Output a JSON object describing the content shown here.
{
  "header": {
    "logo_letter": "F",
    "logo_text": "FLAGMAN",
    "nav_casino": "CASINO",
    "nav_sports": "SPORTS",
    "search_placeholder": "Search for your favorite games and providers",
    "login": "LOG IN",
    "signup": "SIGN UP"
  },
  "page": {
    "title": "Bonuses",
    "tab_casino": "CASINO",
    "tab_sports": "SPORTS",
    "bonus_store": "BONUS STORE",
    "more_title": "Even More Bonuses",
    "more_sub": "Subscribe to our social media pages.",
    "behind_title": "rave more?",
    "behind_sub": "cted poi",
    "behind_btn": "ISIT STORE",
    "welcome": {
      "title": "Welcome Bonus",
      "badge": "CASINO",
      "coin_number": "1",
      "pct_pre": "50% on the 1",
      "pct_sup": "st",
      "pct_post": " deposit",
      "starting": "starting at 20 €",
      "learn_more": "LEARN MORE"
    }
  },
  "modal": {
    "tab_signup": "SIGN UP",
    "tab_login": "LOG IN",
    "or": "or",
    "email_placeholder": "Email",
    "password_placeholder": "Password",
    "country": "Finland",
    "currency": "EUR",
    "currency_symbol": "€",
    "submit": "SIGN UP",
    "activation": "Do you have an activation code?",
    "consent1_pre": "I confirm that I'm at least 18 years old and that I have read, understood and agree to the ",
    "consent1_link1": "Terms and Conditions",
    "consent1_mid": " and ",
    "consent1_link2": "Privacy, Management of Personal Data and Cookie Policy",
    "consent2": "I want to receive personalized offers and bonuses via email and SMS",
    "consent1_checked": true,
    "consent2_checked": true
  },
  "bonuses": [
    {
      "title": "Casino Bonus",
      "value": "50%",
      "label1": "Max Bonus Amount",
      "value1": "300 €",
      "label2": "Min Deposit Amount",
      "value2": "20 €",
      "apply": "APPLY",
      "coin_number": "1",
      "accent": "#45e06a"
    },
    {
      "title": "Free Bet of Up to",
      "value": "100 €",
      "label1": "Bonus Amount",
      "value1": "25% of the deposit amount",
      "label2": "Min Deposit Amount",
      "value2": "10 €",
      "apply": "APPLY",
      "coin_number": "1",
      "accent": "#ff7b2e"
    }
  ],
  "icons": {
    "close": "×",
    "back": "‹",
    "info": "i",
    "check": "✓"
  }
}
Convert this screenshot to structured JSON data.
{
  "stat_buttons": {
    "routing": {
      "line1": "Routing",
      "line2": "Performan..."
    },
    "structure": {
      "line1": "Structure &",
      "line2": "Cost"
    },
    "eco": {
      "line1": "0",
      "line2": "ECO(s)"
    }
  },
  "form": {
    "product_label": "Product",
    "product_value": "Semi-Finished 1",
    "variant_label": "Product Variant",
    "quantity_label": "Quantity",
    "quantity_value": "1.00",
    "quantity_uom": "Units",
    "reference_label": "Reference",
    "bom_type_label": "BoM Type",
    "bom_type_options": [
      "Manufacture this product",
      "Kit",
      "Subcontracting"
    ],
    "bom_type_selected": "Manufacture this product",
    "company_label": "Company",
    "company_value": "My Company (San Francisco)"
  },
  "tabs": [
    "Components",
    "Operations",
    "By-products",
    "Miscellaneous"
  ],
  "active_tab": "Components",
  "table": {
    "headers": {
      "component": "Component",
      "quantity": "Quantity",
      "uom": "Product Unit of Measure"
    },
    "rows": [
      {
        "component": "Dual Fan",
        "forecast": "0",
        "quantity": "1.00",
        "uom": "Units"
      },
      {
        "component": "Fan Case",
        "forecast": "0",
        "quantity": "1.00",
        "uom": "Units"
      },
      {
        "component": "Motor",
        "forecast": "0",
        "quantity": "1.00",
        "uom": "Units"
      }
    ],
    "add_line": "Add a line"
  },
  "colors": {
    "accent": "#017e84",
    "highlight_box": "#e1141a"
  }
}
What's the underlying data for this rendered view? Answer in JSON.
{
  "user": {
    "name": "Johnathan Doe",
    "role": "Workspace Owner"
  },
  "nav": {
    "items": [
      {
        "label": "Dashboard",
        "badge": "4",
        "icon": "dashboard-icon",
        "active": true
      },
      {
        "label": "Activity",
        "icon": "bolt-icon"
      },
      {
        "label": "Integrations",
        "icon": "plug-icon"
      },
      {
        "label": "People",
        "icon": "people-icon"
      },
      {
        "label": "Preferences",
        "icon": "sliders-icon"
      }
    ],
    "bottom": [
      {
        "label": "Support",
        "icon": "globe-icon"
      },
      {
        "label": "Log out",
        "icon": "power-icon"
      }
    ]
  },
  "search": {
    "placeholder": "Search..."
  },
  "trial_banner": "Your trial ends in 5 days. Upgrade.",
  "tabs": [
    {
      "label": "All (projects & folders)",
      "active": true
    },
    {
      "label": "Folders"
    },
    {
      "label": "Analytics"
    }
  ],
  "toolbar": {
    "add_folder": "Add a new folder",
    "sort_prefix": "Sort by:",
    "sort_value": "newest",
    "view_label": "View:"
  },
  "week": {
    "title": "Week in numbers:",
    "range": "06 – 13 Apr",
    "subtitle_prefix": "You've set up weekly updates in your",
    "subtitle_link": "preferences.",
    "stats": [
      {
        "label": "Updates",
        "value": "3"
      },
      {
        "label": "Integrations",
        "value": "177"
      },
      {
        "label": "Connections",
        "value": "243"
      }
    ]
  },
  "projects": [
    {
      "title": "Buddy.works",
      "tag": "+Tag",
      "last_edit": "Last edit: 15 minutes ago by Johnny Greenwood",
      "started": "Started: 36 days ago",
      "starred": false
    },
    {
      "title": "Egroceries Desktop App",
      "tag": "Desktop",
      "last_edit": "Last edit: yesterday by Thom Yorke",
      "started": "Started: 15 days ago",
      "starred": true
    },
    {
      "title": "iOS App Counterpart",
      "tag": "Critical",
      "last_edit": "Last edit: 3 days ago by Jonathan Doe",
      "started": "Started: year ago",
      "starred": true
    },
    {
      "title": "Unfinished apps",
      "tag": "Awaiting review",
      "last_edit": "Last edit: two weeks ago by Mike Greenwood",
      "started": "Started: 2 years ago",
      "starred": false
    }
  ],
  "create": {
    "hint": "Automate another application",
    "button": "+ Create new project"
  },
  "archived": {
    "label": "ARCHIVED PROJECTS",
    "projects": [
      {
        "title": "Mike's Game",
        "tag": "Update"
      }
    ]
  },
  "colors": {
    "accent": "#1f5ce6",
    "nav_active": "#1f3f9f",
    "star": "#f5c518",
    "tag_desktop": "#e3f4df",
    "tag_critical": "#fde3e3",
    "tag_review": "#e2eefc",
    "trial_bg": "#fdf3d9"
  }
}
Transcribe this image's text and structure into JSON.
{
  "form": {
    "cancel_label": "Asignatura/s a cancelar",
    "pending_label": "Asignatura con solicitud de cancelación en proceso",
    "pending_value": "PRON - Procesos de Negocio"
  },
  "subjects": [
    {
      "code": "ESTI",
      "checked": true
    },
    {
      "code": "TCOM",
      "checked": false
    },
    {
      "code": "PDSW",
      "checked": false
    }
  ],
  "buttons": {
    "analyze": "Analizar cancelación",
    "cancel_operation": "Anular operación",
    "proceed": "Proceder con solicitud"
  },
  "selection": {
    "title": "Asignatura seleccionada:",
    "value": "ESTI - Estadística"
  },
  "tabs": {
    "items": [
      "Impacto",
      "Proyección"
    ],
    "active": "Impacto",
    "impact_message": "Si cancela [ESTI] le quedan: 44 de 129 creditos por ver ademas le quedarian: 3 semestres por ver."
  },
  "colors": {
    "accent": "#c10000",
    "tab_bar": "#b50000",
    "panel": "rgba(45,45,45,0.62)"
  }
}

######

=== AIM OF THE TASK ===
Output each record exactly, leaving nothing out.

=== FULL ANSWER ===
Output a JSON object describing the content shown here.
{
  "header": {
    "logo_letter": "F",
    "logo_text": "FLAGMAN",
    "nav_casino": "CASINO",
    "nav_sports": "SPORTS",
    "search_placeholder": "Search for your favorite games and providers",
    "login": "LOG IN",
    "signup": "SIGN UP"
  },
  "page": {
    "title": "Bonuses",
    "tab_casino": "CASINO",
    "tab_sports": "SPORTS",
    "bonus_store": "BONUS STORE",
    "more_title": "Even More Bonuses",
    "more_sub": "Subscribe to our social media pages.",
    "behind_title": "rave more?",
    "behind_sub": "cted poi",
    "behind_btn": "ISIT STORE",
    "welcome": {
      "title": "Welcome Bonus",
      "badge": "CASINO",
      "coin_number": "1",
      "pct_pre": "50% on the 1",
      "pct_sup": "st",
      "pct_post": " deposit",
      "starting": "starting at 20 €",
      "learn_more": "LEARN MORE"
    }
  },
  "modal": {
    "tab_signup": "SIGN UP",
    "tab_login": "LOG IN",
    "or": "or",
    "email_placeholder": "Email",
    "password_placeholder": "Password",
    "country": "Finland",
    "currency": "EUR",
    "currency_symbol": "€",
    "submit": "SIGN UP",
    "activation": "Do you have an activation code?",
    "consent1_pre": "I confirm that I'm at least 18 years old and that I have read, understood and agree to the ",
    "consent1_link1": "Terms and Conditions",
    "consent1_mid": " and ",
    "consent1_link2": "Privacy, Management of Personal Data and Cookie Policy",
    "consent2": "I want to receive personalized offers and bonuses via email and SMS",
    "consent1_checked": true,
    "consent2_checked": true
  },
  "bonuses": [
    {
      "title": "Casino Bonus",
      "value": "50%",
      "label1": "Max Bonus Amount",
      "value1": "300 €",
      "label2": "Min Deposit Amount",
      "value2": "20 €",
      "apply": "APPLY",
      "coin_number": "1",
      "accent": "#45e06a"
    },
    {
      "title": "Free Bet of Up to",
      "value": "100 €",
      "label1": "Bonus Amount",
      "value1": "25% of the deposit amount",
      "label2": "Min Deposit Amount",
      "value2": "10 €",
      "apply": "APPLY",
      "coin_number": "1",
      "accent": "#ff7b2e"
    }
  ],
  "icons": {
    "close": "×",
    "back": "‹",
    "info": "i",
    "check": "✓"
  }
}
Convert this screenshot to structured JSON data.
{
  "stat_buttons": {
    "routing": {
      "line1": "Routing",
      "line2": "Performan..."
    },
    "structure": {
      "line1": "Structure &",
      "line2": "Cost"
    },
    "eco": {
      "line1": "0",
      "line2": "ECO(s)"
    }
  },
  "form": {
    "product_label": "Product",
    "product_value": "Semi-Finished 1",
    "variant_label": "Product Variant",
    "quantity_label": "Quantity",
    "quantity_value": "1.00",
    "quantity_uom": "Units",
    "reference_label": "Reference",
    "bom_type_label": "BoM Type",
    "bom_type_options": [
      "Manufacture this product",
      "Kit",
      "Subcontracting"
    ],
    "bom_type_selected": "Manufacture this product",
    "company_label": "Company",
    "company_value": "My Company (San Francisco)"
  },
  "tabs": [
    "Components",
    "Operations",
    "By-products",
    "Miscellaneous"
  ],
  "active_tab": "Components",
  "table": {
    "headers": {
      "component": "Component",
      "quantity": "Quantity",
      "uom": "Product Unit of Measure"
    },
    "rows": [
      {
        "component": "Dual Fan",
        "forecast": "0",
        "quantity": "1.00",
        "uom": "Units"
      },
      {
        "component": "Fan Case",
        "forecast": "0",
        "quantity": "1.00",
        "uom": "Units"
      },
      {
        "component": "Motor",
        "forecast": "0",
        "quantity": "1.00",
        "uom": "Units"
      }
    ],
    "add_line": "Add a line"
  },
  "colors": {
    "accent": "#017e84",
    "highlight_box": "#e1141a"
  }
}
What's the underlying data for this rendered view? Answer in JSON.
{
  "user": {
    "name": "Johnathan Doe",
    "role": "Workspace Owner"
  },
  "nav": {
    "items": [
      {
        "label": "Dashboard",
        "badge": "4",
        "icon": "dashboard-icon",
        "active": true
      },
      {
        "label": "Activity",
        "icon": "bolt-icon"
      },
      {
        "label": "Integrations",
        "icon": "plug-icon"
      },
      {
        "label": "People",
        "icon": "people-icon"
      },
      {
        "label": "Preferences",
        "icon": "sliders-icon"
      }
    ],
    "bottom": [
      {
        "label": "Support",
        "icon": "globe-icon"
      },
      {
        "label": "Log out",
        "icon": "power-icon"
      }
    ]
  },
  "search": {
    "placeholder": "Search..."
  },
  "trial_banner": "Your trial ends in 5 days. Upgrade.",
  "tabs": [
    {
      "label": "All (projects & folders)",
      "active": true
    },
    {
      "label": "Folders"
    },
    {
      "label": "Analytics"
    }
  ],
  "toolbar": {
    "add_folder": "Add a new folder",
    "sort_prefix": "Sort by:",
    "sort_value": "newest",
    "view_label": "View:"
  },
  "week": {
    "title": "Week in numbers:",
    "range": "06 – 13 Apr",
    "subtitle_prefix": "You've set up weekly updates in your",
    "subtitle_link": "preferences.",
    "stats": [
      {
        "label": "Updates",
        "value": "3"
      },
      {
        "label": "Integrations",
        "value": "177"
      },
      {
        "label": "Connections",
        "value": "243"
      }
    ]
  },
  "projects": [
    {
      "title": "Buddy.works",
      "tag": "+Tag",
      "last_edit": "Last edit: 15 minutes ago by Johnny Greenwood",
      "started": "Started: 36 days ago",
      "starred": false
    },
    {
      "title": "Egroceries Desktop App",
      "tag": "Desktop",
      "last_edit": "Last edit: yesterday by Thom Yorke",
      "started": "Started: 15 days ago",
      "starred": true
    },
    {
      "title": "iOS App Counterpart",
      "tag": "Critical",
      "last_edit": "Last edit: 3 days ago by Jonathan Doe",
      "started": "Started: year ago",
      "starred": true
    },
    {
      "title": "Unfinished apps",
      "tag": "Awaiting review",
      "last_edit": "Last edit: two weeks ago by Mike Greenwood",
      "started": "Started: 2 years ago",
      "starred": false
    }
  ],
  "create": {
    "hint": "Automate another application",
    "button": "+ Create new project"
  },
  "archived": {
    "label": "ARCHIVED PROJECTS",
    "projects": [
      {
        "title": "Mike's Game",
        "tag": "Update"
      }
    ]
  },
  "colors": {
    "accent": "#1f5ce6",
    "nav_active": "#1f3f9f",
    "star": "#f5c518",
    "tag_desktop": "#e3f4df",
    "tag_critical": "#fde3e3",
    "tag_review": "#e2eefc",
    "trial_bg": "#fdf3d9"
  }
}
Transcribe this image's text and structure into JSON.
{
  "form": {
    "cancel_label": "Asignatura/s a cancelar",
    "pending_label": "Asignatura con solicitud de cancelación en proceso",
    "pending_value": "PRON - Procesos de Negocio"
  },
  "subjects": [
    {
      "code": "ESTI",
      "checked": true
    },
    {
      "code": "TCOM",
      "checked": false
    },
    {
      "code": "PDSW",
      "checked": false
    }
  ],
  "buttons": {
    "analyze": "Analizar cancelación",
    "cancel_operation": "Anular operación",
    "proceed": "Proceder con solicitud"
  },
  "selection": {
    "title": "Asignatura seleccionada:",
    "value": "ESTI - Estadística"
  },
  "tabs": {
    "items": [
      "Impacto",
      "Proyección"
    ],
    "active": "Impacto",
    "impact_message": "Si cancela [ESTI] le quedan: 44 de 129 creditos por ver ademas le quedarian: 3 semestres por ver."
  },
  "colors": {
    "accent": "#c10000",
    "tab_bar": "#b50000",
    "panel": "rgba(45,45,45,0.62)"
  }
}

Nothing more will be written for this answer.